Could you repeat the data below line for line, leaving out the pictures?

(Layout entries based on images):

===

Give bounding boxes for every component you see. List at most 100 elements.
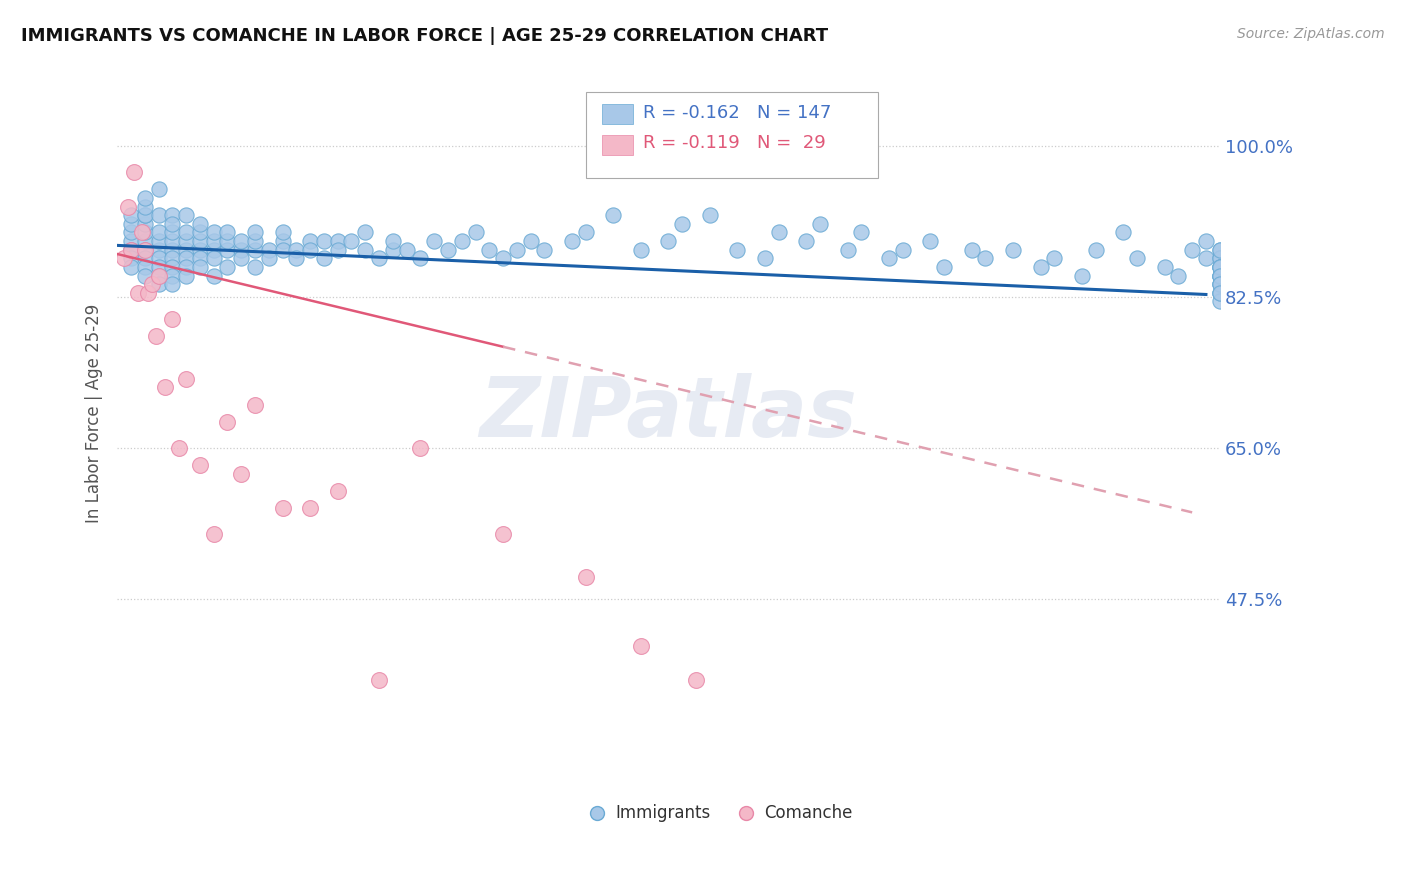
Point — [561, 234, 583, 248]
Point — [1112, 226, 1135, 240]
Point — [1153, 260, 1175, 274]
Point — [217, 226, 239, 240]
Point — [768, 226, 790, 240]
Point — [120, 252, 142, 266]
Point — [243, 234, 266, 248]
Point — [478, 243, 501, 257]
Point — [134, 268, 156, 283]
Point — [148, 268, 170, 283]
Point — [120, 234, 142, 248]
Point — [1070, 268, 1092, 283]
Point — [299, 243, 322, 257]
Point — [299, 501, 322, 516]
Point — [188, 217, 211, 231]
Point — [188, 458, 211, 472]
Point — [127, 285, 149, 300]
Point — [217, 243, 239, 257]
Point — [155, 380, 177, 394]
Point — [960, 243, 983, 257]
Y-axis label: In Labor Force | Age 25-29: In Labor Force | Age 25-29 — [86, 303, 103, 523]
Point — [464, 226, 486, 240]
Point — [326, 483, 349, 498]
Point — [409, 252, 432, 266]
Point — [257, 243, 280, 257]
Point — [202, 226, 225, 240]
Point — [162, 252, 184, 266]
Point — [188, 243, 211, 257]
Text: Immigrants: Immigrants — [616, 804, 711, 822]
Point — [754, 252, 776, 266]
Point — [120, 226, 142, 240]
Point — [492, 527, 515, 541]
Point — [120, 217, 142, 231]
Point — [202, 234, 225, 248]
Point — [167, 441, 190, 455]
Point — [148, 226, 170, 240]
Point — [1084, 243, 1107, 257]
Point — [437, 243, 460, 257]
Bar — [602, 104, 633, 125]
Point — [1209, 252, 1232, 266]
Point — [1209, 294, 1232, 309]
Point — [1209, 277, 1232, 292]
Point — [120, 208, 142, 222]
Point — [671, 217, 693, 231]
Point — [148, 208, 170, 222]
Point — [136, 285, 159, 300]
Point — [134, 260, 156, 274]
Point — [877, 252, 900, 266]
Point — [1195, 234, 1218, 248]
Point — [326, 243, 349, 257]
Point — [891, 243, 914, 257]
Point — [162, 268, 184, 283]
Point — [1167, 268, 1189, 283]
Point — [217, 415, 239, 429]
Point — [134, 217, 156, 231]
Point — [217, 234, 239, 248]
Point — [271, 234, 294, 248]
Point — [162, 234, 184, 248]
Point — [368, 673, 391, 688]
Point — [340, 234, 363, 248]
Point — [243, 243, 266, 257]
Point — [533, 243, 555, 257]
Point — [354, 243, 377, 257]
Point — [851, 226, 873, 240]
Point — [231, 234, 253, 248]
Point — [202, 268, 225, 283]
Point — [395, 243, 418, 257]
Point — [808, 217, 831, 231]
Point — [231, 467, 253, 481]
Point — [381, 234, 404, 248]
Point — [1209, 260, 1232, 274]
Point — [162, 217, 184, 231]
Point — [188, 234, 211, 248]
Point — [1209, 243, 1232, 257]
Point — [243, 226, 266, 240]
Point — [174, 372, 197, 386]
Point — [174, 268, 197, 283]
Point — [423, 234, 446, 248]
Point — [217, 260, 239, 274]
Point — [519, 234, 541, 248]
Point — [134, 252, 156, 266]
Point — [148, 243, 170, 257]
Point — [409, 441, 432, 455]
Point — [243, 260, 266, 274]
Point — [685, 673, 707, 688]
Point — [134, 243, 156, 257]
Point — [257, 252, 280, 266]
Point — [202, 527, 225, 541]
Point — [120, 243, 142, 257]
Point — [134, 191, 156, 205]
Point — [575, 226, 598, 240]
Point — [148, 234, 170, 248]
Point — [1209, 243, 1232, 257]
Point — [1209, 268, 1232, 283]
Point — [1209, 285, 1232, 300]
Point — [120, 243, 142, 257]
Point — [1209, 268, 1232, 283]
Point — [1195, 252, 1218, 266]
Point — [174, 234, 197, 248]
Point — [202, 252, 225, 266]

===

(Finished task):
Give bounding boxes for every component you see. List at most 100 elements.
Point — [561, 234, 583, 248]
Point — [1112, 226, 1135, 240]
Point — [1153, 260, 1175, 274]
Point — [217, 226, 239, 240]
Point — [768, 226, 790, 240]
Point — [120, 252, 142, 266]
Point — [243, 234, 266, 248]
Point — [478, 243, 501, 257]
Point — [134, 268, 156, 283]
Point — [148, 268, 170, 283]
Point — [120, 234, 142, 248]
Point — [1070, 268, 1092, 283]
Point — [299, 243, 322, 257]
Point — [299, 501, 322, 516]
Point — [188, 217, 211, 231]
Point — [188, 458, 211, 472]
Point — [127, 285, 149, 300]
Point — [217, 243, 239, 257]
Point — [155, 380, 177, 394]
Point — [960, 243, 983, 257]
Y-axis label: In Labor Force | Age 25-29: In Labor Force | Age 25-29 — [86, 303, 103, 523]
Point — [464, 226, 486, 240]
Point — [326, 483, 349, 498]
Point — [409, 252, 432, 266]
Point — [257, 243, 280, 257]
Point — [202, 226, 225, 240]
Point — [162, 252, 184, 266]
Point — [188, 243, 211, 257]
Text: Immigrants: Immigrants — [616, 804, 711, 822]
Point — [754, 252, 776, 266]
Point — [120, 226, 142, 240]
Point — [492, 527, 515, 541]
Point — [120, 217, 142, 231]
Point — [202, 234, 225, 248]
Point — [167, 441, 190, 455]
Point — [148, 226, 170, 240]
Point — [1084, 243, 1107, 257]
Point — [437, 243, 460, 257]
Bar — [602, 104, 633, 125]
Point — [1209, 252, 1232, 266]
Point — [1209, 294, 1232, 309]
Point — [1209, 277, 1232, 292]
Point — [120, 208, 142, 222]
Point — [671, 217, 693, 231]
Point — [148, 208, 170, 222]
Point — [136, 285, 159, 300]
Point — [134, 260, 156, 274]
Point — [877, 252, 900, 266]
Point — [1195, 234, 1218, 248]
Point — [326, 243, 349, 257]
Point — [891, 243, 914, 257]
Point — [162, 268, 184, 283]
Point — [1167, 268, 1189, 283]
Point — [217, 415, 239, 429]
Point — [134, 217, 156, 231]
Point — [217, 234, 239, 248]
Point — [271, 234, 294, 248]
Point — [162, 234, 184, 248]
Point — [368, 673, 391, 688]
Point — [340, 234, 363, 248]
Point — [243, 243, 266, 257]
Point — [533, 243, 555, 257]
Point — [354, 243, 377, 257]
Point — [851, 226, 873, 240]
Point — [231, 234, 253, 248]
Point — [202, 268, 225, 283]
Point — [395, 243, 418, 257]
Point — [808, 217, 831, 231]
Point — [231, 467, 253, 481]
Point — [381, 234, 404, 248]
Point — [1209, 260, 1232, 274]
Point — [162, 217, 184, 231]
Point — [188, 234, 211, 248]
Point — [1209, 243, 1232, 257]
Point — [243, 226, 266, 240]
Point — [174, 372, 197, 386]
Point — [174, 268, 197, 283]
Point — [423, 234, 446, 248]
Point — [217, 260, 239, 274]
Point — [519, 234, 541, 248]
Point — [134, 252, 156, 266]
Point — [148, 243, 170, 257]
Point — [409, 441, 432, 455]
Point — [243, 260, 266, 274]
Point — [685, 673, 707, 688]
Point — [134, 243, 156, 257]
Point — [257, 252, 280, 266]
Point — [202, 527, 225, 541]
Point — [120, 243, 142, 257]
Point — [134, 191, 156, 205]
Point — [575, 226, 598, 240]
Point — [148, 234, 170, 248]
Point — [1209, 243, 1232, 257]
Point — [1209, 268, 1232, 283]
Point — [1209, 285, 1232, 300]
Point — [120, 243, 142, 257]
Point — [1209, 268, 1232, 283]
Point — [1195, 252, 1218, 266]
Point — [174, 234, 197, 248]
Point — [202, 252, 225, 266]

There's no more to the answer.